#### Required task
Copy each line where the word "Hulk" occurs.

#### Provided material
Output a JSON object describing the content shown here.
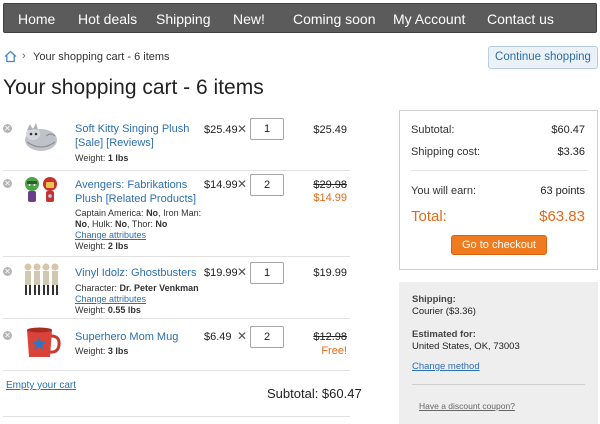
{
  "nav": {
    "items": [
      {
        "label": "Home"
      },
      {
        "label": "Hot deals"
      },
      {
        "label": "Shipping"
      },
      {
        "label": "New!"
      },
      {
        "label": "Coming soon"
      },
      {
        "label": "My Account"
      },
      {
        "label": "Contact us"
      }
    ]
  },
  "breadcrumb": {
    "separator": "›",
    "current": "Your shopping cart - 6 items"
  },
  "continue_button": "Continue shopping",
  "page_title": "Your shopping cart - 6 items",
  "cart": {
    "times_symbol": "✕",
    "items": [
      {
        "name": "Soft Kitty Singing Plush [Sale] [Reviews]",
        "meta": [
          {
            "label": "Weight:",
            "value": "1 lbs"
          }
        ],
        "price": "$25.49",
        "qty": "1",
        "total": "$25.49"
      },
      {
        "name": "Avengers: Fabrikations Plush [Related Products]",
        "attributes": "Captain America: No, Iron Man: No, Hulk: No, Thor: No",
        "attr_parts": [
          {
            "label": "Captain America:",
            "value": "No"
          },
          {
            "label": "Iron Man:",
            "value": "No"
          },
          {
            "label": "Hulk:",
            "value": "No"
          },
          {
            "label": "Thor:",
            "value": "No"
          }
        ],
        "change_attributes": "Change attributes",
        "weight_label": "Weight:",
        "weight": "2 lbs",
        "price": "$14.99",
        "qty": "2",
        "old_total": "$29.98",
        "total": "$14.99"
      },
      {
        "name": "Vinyl Idolz: Ghostbusters",
        "character_label": "Character:",
        "character": "Dr. Peter Venkman",
        "change_attributes": "Change attributes",
        "weight_label": "Weight:",
        "weight": "0.55 lbs",
        "price": "$19.99",
        "qty": "1",
        "total": "$19.99"
      },
      {
        "name": "Superhero Mom Mug",
        "weight_label": "Weight:",
        "weight": "3 lbs",
        "price": "$6.49",
        "qty": "2",
        "old_total": "$12.98",
        "total": "Free!"
      }
    ],
    "empty_cart": "Empty your cart",
    "subtotal_text": "Subtotal: $60.47"
  },
  "summary": {
    "subtotal_label": "Subtotal:",
    "subtotal_value": "$60.47",
    "shipping_label": "Shipping cost:",
    "shipping_value": "$3.36",
    "earn_label": "You will earn:",
    "earn_value": "63 points",
    "total_label": "Total:",
    "total_value": "$63.83",
    "checkout_button": "Go to checkout"
  },
  "shipping": {
    "shipping_heading": "Shipping:",
    "shipping_method": "Courier ($3.36)",
    "estimated_heading": "Estimated for:",
    "estimated_value": "United States, OK, 73003",
    "change_method": "Change method",
    "discount_link": "Have a discount coupon?"
  },
  "colors": {
    "nav_bg": "#5b5b5b",
    "link": "#2c6fb0",
    "accent_orange": "#e46a1a",
    "checkout_orange": "#f07a1e"
  }
}
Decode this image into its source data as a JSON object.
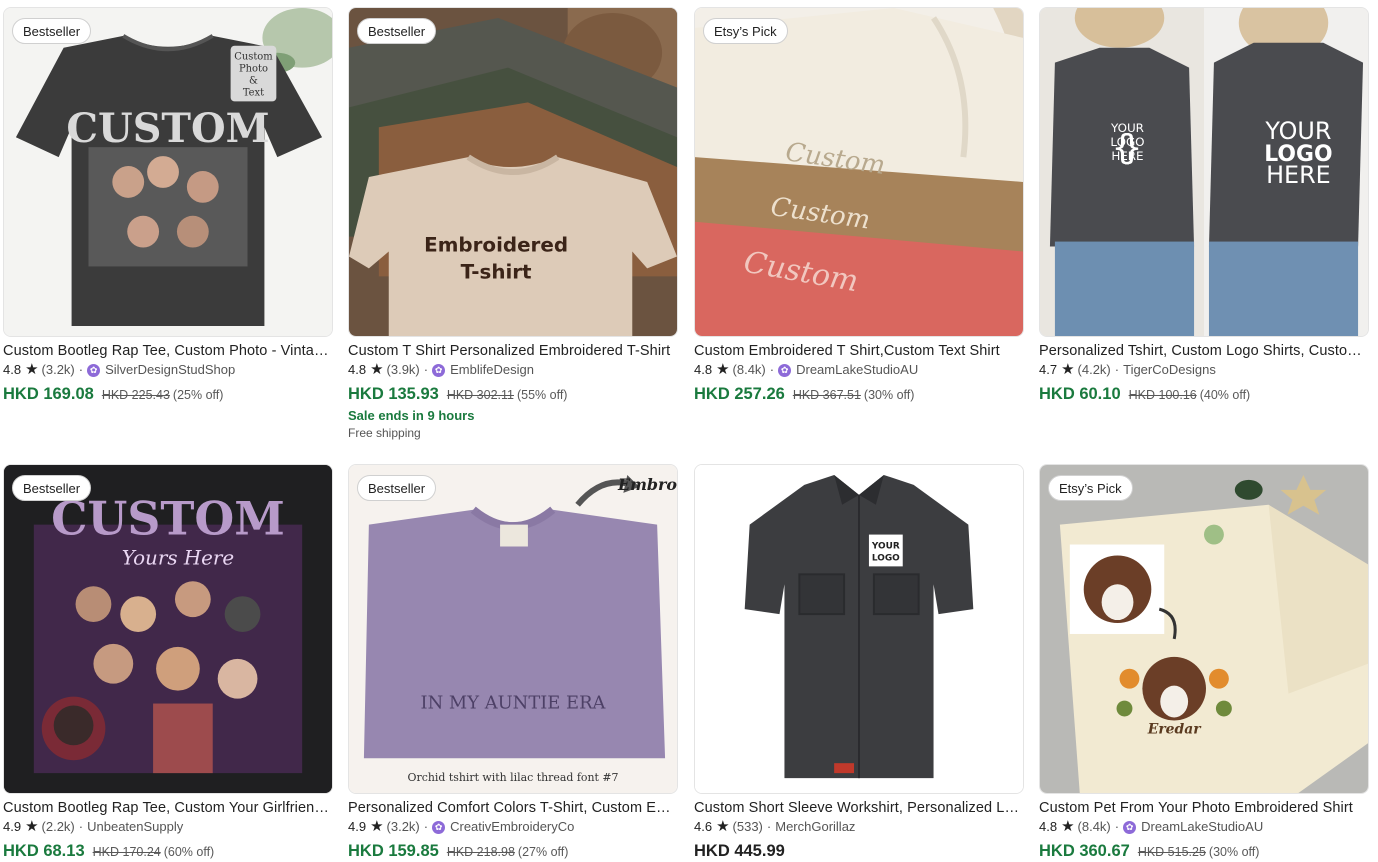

#### Response
        "attributes": "Captain America: No, Iron Man: No, Hulk: No, Thor: No",
            "label": "Hulk:",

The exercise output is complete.